* _Your task_
Only a number is wanted: how many lines in these records contain the word "unga"?

-- Begin Supplied information --

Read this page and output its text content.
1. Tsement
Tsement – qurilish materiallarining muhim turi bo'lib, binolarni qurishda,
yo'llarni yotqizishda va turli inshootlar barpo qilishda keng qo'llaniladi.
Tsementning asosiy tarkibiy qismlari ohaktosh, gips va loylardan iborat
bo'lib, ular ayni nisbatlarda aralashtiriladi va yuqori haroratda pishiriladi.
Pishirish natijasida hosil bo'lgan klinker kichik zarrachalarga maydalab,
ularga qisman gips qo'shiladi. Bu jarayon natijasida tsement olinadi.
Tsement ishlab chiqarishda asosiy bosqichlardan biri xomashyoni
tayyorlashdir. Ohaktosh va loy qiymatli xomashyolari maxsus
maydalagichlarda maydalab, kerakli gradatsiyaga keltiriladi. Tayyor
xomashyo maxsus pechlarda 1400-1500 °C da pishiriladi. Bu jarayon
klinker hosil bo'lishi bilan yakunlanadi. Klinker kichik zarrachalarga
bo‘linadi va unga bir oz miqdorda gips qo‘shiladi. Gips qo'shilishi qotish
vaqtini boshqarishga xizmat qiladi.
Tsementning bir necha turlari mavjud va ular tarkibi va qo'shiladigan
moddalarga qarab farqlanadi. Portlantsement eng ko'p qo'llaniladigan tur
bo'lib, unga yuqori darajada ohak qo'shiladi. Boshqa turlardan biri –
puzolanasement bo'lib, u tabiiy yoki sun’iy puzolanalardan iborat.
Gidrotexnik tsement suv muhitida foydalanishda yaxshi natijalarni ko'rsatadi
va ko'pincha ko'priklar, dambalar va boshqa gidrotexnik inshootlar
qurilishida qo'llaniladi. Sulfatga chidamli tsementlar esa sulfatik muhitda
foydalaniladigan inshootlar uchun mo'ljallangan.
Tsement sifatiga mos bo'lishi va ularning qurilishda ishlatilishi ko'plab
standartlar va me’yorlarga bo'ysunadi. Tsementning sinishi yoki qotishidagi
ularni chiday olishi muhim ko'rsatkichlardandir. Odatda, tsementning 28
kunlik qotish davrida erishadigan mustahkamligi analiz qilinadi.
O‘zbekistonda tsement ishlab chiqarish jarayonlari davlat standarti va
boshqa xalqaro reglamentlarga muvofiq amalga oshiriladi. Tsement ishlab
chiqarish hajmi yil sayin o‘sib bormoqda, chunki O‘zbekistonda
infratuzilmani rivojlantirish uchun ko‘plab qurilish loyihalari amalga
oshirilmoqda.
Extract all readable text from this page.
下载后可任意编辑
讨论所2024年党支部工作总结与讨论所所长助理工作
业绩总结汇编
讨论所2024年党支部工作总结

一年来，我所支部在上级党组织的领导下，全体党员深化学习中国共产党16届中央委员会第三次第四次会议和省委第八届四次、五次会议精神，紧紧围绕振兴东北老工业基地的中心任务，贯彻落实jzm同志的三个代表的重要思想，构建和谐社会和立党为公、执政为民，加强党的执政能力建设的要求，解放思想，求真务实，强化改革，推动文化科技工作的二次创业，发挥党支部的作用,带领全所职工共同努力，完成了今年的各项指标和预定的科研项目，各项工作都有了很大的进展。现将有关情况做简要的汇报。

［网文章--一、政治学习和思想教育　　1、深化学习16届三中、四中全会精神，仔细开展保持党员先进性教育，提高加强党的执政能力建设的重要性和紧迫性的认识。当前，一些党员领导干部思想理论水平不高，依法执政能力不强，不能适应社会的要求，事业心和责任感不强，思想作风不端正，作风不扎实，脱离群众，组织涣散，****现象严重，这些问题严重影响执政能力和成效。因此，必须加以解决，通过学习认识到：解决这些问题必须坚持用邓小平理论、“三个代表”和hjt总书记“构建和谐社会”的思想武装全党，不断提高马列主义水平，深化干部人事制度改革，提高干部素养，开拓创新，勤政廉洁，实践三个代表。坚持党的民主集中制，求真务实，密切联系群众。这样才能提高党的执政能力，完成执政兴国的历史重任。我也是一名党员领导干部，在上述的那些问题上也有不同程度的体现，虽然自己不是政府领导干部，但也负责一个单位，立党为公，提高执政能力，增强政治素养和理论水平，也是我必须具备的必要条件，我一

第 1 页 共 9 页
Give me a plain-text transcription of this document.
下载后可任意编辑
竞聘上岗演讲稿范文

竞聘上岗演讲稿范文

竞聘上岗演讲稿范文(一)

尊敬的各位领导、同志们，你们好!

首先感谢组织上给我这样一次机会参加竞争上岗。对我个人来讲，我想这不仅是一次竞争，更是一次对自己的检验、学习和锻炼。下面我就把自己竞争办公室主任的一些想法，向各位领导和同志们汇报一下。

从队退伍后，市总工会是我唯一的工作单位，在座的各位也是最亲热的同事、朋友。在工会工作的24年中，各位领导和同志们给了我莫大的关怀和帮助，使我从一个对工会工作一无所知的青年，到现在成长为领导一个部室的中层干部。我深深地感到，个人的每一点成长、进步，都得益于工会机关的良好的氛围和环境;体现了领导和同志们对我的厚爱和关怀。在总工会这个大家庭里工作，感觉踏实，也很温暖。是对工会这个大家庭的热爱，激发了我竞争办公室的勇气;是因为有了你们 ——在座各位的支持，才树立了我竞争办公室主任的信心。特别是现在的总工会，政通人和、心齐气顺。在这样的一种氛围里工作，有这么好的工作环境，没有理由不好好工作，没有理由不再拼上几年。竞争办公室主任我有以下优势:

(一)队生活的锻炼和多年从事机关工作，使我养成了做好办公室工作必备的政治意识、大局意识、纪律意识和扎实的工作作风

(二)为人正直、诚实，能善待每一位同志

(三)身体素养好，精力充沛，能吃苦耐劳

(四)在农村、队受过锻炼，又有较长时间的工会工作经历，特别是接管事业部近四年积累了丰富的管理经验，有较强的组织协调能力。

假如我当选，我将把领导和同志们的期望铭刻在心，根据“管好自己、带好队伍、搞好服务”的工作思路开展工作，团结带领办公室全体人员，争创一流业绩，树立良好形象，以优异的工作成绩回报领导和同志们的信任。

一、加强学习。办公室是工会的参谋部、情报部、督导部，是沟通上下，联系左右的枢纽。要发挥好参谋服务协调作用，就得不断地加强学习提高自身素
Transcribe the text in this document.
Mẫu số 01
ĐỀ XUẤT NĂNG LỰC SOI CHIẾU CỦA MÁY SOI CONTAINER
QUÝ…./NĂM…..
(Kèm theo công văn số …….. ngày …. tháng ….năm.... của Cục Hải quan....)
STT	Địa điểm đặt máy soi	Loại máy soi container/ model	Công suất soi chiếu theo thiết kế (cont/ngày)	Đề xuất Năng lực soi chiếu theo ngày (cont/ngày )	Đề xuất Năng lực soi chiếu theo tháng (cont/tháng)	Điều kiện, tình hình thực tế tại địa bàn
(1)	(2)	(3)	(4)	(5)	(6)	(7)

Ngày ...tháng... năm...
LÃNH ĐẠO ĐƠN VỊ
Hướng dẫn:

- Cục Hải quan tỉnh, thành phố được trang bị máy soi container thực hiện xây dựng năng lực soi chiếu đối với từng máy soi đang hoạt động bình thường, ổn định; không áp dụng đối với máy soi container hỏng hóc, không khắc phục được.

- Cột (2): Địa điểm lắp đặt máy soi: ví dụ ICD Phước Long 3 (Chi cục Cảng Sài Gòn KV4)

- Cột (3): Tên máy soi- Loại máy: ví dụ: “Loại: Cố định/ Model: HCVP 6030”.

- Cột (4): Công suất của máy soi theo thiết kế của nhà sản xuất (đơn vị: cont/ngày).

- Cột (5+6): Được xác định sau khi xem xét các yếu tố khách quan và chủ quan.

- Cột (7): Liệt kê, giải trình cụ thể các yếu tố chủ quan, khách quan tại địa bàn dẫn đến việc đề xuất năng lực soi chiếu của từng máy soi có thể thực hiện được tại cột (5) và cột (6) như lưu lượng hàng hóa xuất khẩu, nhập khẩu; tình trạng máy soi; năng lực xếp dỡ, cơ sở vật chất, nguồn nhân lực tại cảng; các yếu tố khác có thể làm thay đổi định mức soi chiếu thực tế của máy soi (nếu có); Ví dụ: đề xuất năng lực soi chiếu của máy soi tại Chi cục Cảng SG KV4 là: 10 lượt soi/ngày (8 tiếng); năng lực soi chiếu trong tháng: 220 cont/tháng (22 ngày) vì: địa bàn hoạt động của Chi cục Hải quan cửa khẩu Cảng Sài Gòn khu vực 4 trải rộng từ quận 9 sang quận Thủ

-- End Supplied information --

* _Written reply_
2